- [Exercise data]:
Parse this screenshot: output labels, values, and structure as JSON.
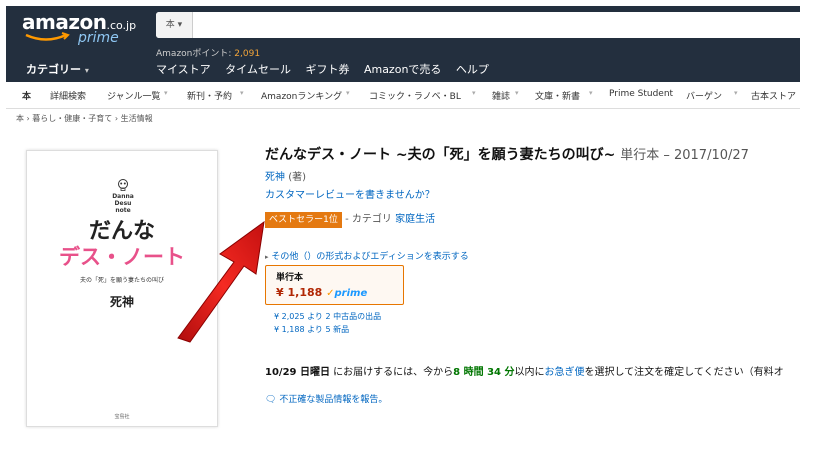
{
  "header": {
    "logo_text": "amazon",
    "logo_tld": ".co.jp",
    "logo_prime": "prime",
    "search_category": "本",
    "categories_label": "カテゴリー",
    "points_label": "Amazonポイント: ",
    "points_value": "2,091",
    "nav_links": [
      "マイストア",
      "タイムセール",
      "ギフト券",
      "Amazonで売る",
      "ヘルプ"
    ]
  },
  "subnav": {
    "items": [
      "本",
      "詳細検索",
      "ジャンル一覧",
      "新刊・予約",
      "Amazonランキング",
      "コミック・ラノベ・BL",
      "雑誌",
      "文庫・新書",
      "Prime Student",
      "バーゲン",
      "古本ストア"
    ]
  },
  "breadcrumb": "本 › 暮らし・健康・子育て › 生活情報",
  "cover": {
    "logo": "Danna Desu note",
    "title_line1": "だんな",
    "title_line2": "デス・ノート",
    "subtitle": "夫の「死」を願う妻たちの叫び",
    "author": "死神",
    "publisher": "宝島社"
  },
  "product": {
    "title": "だんなデス・ノート ~夫の「死」を願う妻たちの叫び~",
    "meta": "単行本 – 2017/10/27",
    "author_name": "死神",
    "author_role": "(著)",
    "review_link": "カスタマーレビューを書きませんか？",
    "bestseller_badge": "ベストセラー1位",
    "bestseller_prefix": "- カテゴリ",
    "bestseller_category": "家庭生活",
    "editions_link": "その他（）の形式およびエディションを表示する",
    "edition_label": "単行本",
    "edition_price": "¥ 1,188",
    "prime_label": "prime",
    "offer_used": "¥ 2,025 より 2 中古品の出品",
    "offer_new": "¥ 1,188 より 5 新品",
    "delivery_date": "10/29 日曜日",
    "delivery_text1": " にお届けするには、今から",
    "delivery_time": "8 時間 34 分",
    "delivery_text2": "以内に",
    "delivery_link": "お急ぎ便",
    "delivery_text3": "を選択して注文を確定してください（有料オ",
    "report_link": "不正確な製品情報を報告。"
  },
  "colors": {
    "header_bg": "#232f3e",
    "link": "#0066c0",
    "badge": "#e47911",
    "price": "#b12704",
    "arrow": "#e8201c"
  }
}
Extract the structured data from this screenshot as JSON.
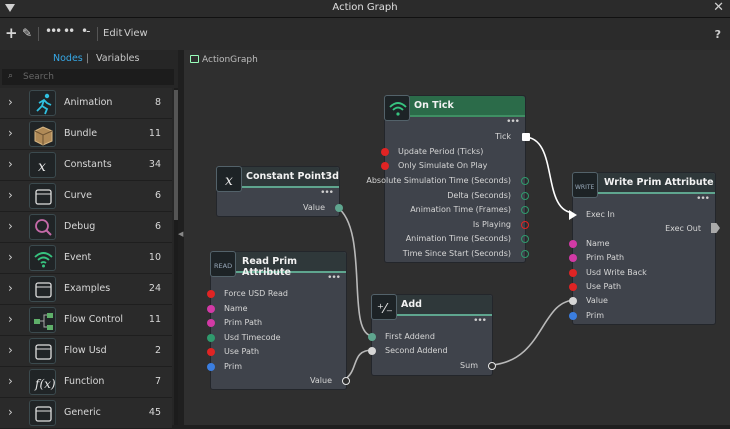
{
  "window": {
    "title": "Action Graph"
  },
  "toolbar": {
    "edit": "Edit",
    "view": "View",
    "help": "?"
  },
  "sidebar": {
    "tabs": [
      "Nodes",
      "Variables"
    ],
    "search_placeholder": "Search",
    "categories": [
      {
        "name": "Animation",
        "count": "8",
        "icon": "running-figure-icon"
      },
      {
        "name": "Bundle",
        "count": "11",
        "icon": "box-icon"
      },
      {
        "name": "Constants",
        "count": "34",
        "icon": "x-variable-icon"
      },
      {
        "name": "Curve",
        "count": "6",
        "icon": "curve-icon"
      },
      {
        "name": "Debug",
        "count": "6",
        "icon": "magnifier-icon"
      },
      {
        "name": "Event",
        "count": "10",
        "icon": "wifi-icon"
      },
      {
        "name": "Examples",
        "count": "24",
        "icon": "document-icon"
      },
      {
        "name": "Flow Control",
        "count": "11",
        "icon": "flow-icon"
      },
      {
        "name": "Flow Usd",
        "count": "2",
        "icon": "document-icon"
      },
      {
        "name": "Function",
        "count": "7",
        "icon": "function-icon"
      },
      {
        "name": "Generic",
        "count": "45",
        "icon": "document-icon"
      }
    ]
  },
  "canvas": {
    "breadcrumb": "ActionGraph",
    "nodes": {
      "on_tick": {
        "title": "On Tick",
        "out": "Tick",
        "ports": [
          "Update Period (Ticks)",
          "Only Simulate On Play",
          "Absolute Simulation Time (Seconds)",
          "Delta (Seconds)",
          "Animation Time (Frames)",
          "Is Playing",
          "Animation Time (Seconds)",
          "Time Since Start (Seconds)"
        ]
      },
      "constant": {
        "title": "Constant Point3d",
        "out": "Value"
      },
      "read": {
        "title": "Read Prim Attribute",
        "badge": "READ",
        "ports": [
          "Force USD Read",
          "Name",
          "Prim Path",
          "Usd Timecode",
          "Use Path",
          "Prim"
        ],
        "out": "Value"
      },
      "add": {
        "title": "Add",
        "ports": [
          "First Addend",
          "Second Addend"
        ],
        "out": "Sum"
      },
      "write": {
        "title": "Write Prim Attribute",
        "badge": "WRITE",
        "exec_in": "Exec In",
        "exec_out": "Exec Out",
        "ports": [
          "Name",
          "Prim Path",
          "Usd Write Back",
          "Use Path",
          "Value",
          "Prim"
        ]
      }
    }
  },
  "colors": {
    "accent": "#36a8e6",
    "header_green": "#2b6b49",
    "pin_red": "#e02424",
    "pin_pink": "#d23aa6",
    "pin_green": "#2f9a6d",
    "pin_blue": "#3b7ee0",
    "pin_white": "#e6e6e6"
  }
}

- [What the task requires]: Write the material out again exactly as it appears, dropping the pictures.

- [Task answer]:
Parse this screenshot: output labels, values, and structure as JSON.
{
  "header": {
    "logo_text": "amazon",
    "logo_tld": ".co.jp",
    "logo_prime": "prime",
    "search_category": "本",
    "categories_label": "カテゴリー",
    "points_label": "Amazonポイント: ",
    "points_value": "2,091",
    "nav_links": [
      "マイストア",
      "タイムセール",
      "ギフト券",
      "Amazonで売る",
      "ヘルプ"
    ]
  },
  "subnav": {
    "items": [
      "本",
      "詳細検索",
      "ジャンル一覧",
      "新刊・予約",
      "Amazonランキング",
      "コミック・ラノベ・BL",
      "雑誌",
      "文庫・新書",
      "Prime Student",
      "バーゲン",
      "古本ストア"
    ]
  },
  "breadcrumb": "本 › 暮らし・健康・子育て › 生活情報",
  "cover": {
    "logo": "Danna Desu note",
    "title_line1": "だんな",
    "title_line2": "デス・ノート",
    "subtitle": "夫の「死」を願う妻たちの叫び",
    "author": "死神",
    "publisher": "宝島社"
  },
  "product": {
    "title": "だんなデス・ノート ~夫の「死」を願う妻たちの叫び~",
    "meta": "単行本 – 2017/10/27",
    "author_name": "死神",
    "author_role": "(著)",
    "review_link": "カスタマーレビューを書きませんか？",
    "bestseller_badge": "ベストセラー1位",
    "bestseller_prefix": "- カテゴリ",
    "bestseller_category": "家庭生活",
    "editions_link": "その他（）の形式およびエディションを表示する",
    "edition_label": "単行本",
    "edition_price": "¥ 1,188",
    "prime_label": "prime",
    "offer_used": "¥ 2,025 より 2 中古品の出品",
    "offer_new": "¥ 1,188 より 5 新品",
    "delivery_date": "10/29 日曜日",
    "delivery_text1": " にお届けするには、今から",
    "delivery_time": "8 時間 34 分",
    "delivery_text2": "以内に",
    "delivery_link": "お急ぎ便",
    "delivery_text3": "を選択して注文を確定してください（有料オ",
    "report_link": "不正確な製品情報を報告。"
  },
  "colors": {
    "header_bg": "#232f3e",
    "link": "#0066c0",
    "badge": "#e47911",
    "price": "#b12704",
    "arrow": "#e8201c"
  }
}
Extract the structured data from this screenshot as JSON.
{
  "window": {
    "title": "Action Graph"
  },
  "toolbar": {
    "edit": "Edit",
    "view": "View",
    "help": "?"
  },
  "sidebar": {
    "tabs": [
      "Nodes",
      "Variables"
    ],
    "search_placeholder": "Search",
    "categories": [
      {
        "name": "Animation",
        "count": "8",
        "icon": "running-figure-icon"
      },
      {
        "name": "Bundle",
        "count": "11",
        "icon": "box-icon"
      },
      {
        "name": "Constants",
        "count": "34",
        "icon": "x-variable-icon"
      },
      {
        "name": "Curve",
        "count": "6",
        "icon": "curve-icon"
      },
      {
        "name": "Debug",
        "count": "6",
        "icon": "magnifier-icon"
      },
      {
        "name": "Event",
        "count": "10",
        "icon": "wifi-icon"
      },
      {
        "name": "Examples",
        "count": "24",
        "icon": "document-icon"
      },
      {
        "name": "Flow Control",
        "count": "11",
        "icon": "flow-icon"
      },
      {
        "name": "Flow Usd",
        "count": "2",
        "icon": "document-icon"
      },
      {
        "name": "Function",
        "count": "7",
        "icon": "function-icon"
      },
      {
        "name": "Generic",
        "count": "45",
        "icon": "document-icon"
      }
    ]
  },
  "canvas": {
    "breadcrumb": "ActionGraph",
    "nodes": {
      "on_tick": {
        "title": "On Tick",
        "out": "Tick",
        "ports": [
          "Update Period (Ticks)",
          "Only Simulate On Play",
          "Absolute Simulation Time (Seconds)",
          "Delta (Seconds)",
          "Animation Time (Frames)",
          "Is Playing",
          "Animation Time (Seconds)",
          "Time Since Start (Seconds)"
        ]
      },
      "constant": {
        "title": "Constant Point3d",
        "out": "Value"
      },
      "read": {
        "title": "Read Prim Attribute",
        "badge": "READ",
        "ports": [
          "Force USD Read",
          "Name",
          "Prim Path",
          "Usd Timecode",
          "Use Path",
          "Prim"
        ],
        "out": "Value"
      },
      "add": {
        "title": "Add",
        "ports": [
          "First Addend",
          "Second Addend"
        ],
        "out": "Sum"
      },
      "write": {
        "title": "Write Prim Attribute",
        "badge": "WRITE",
        "exec_in": "Exec In",
        "exec_out": "Exec Out",
        "ports": [
          "Name",
          "Prim Path",
          "Usd Write Back",
          "Use Path",
          "Value",
          "Prim"
        ]
      }
    }
  },
  "colors": {
    "accent": "#36a8e6",
    "header_green": "#2b6b49",
    "pin_red": "#e02424",
    "pin_pink": "#d23aa6",
    "pin_green": "#2f9a6d",
    "pin_blue": "#3b7ee0",
    "pin_white": "#e6e6e6"
  }
}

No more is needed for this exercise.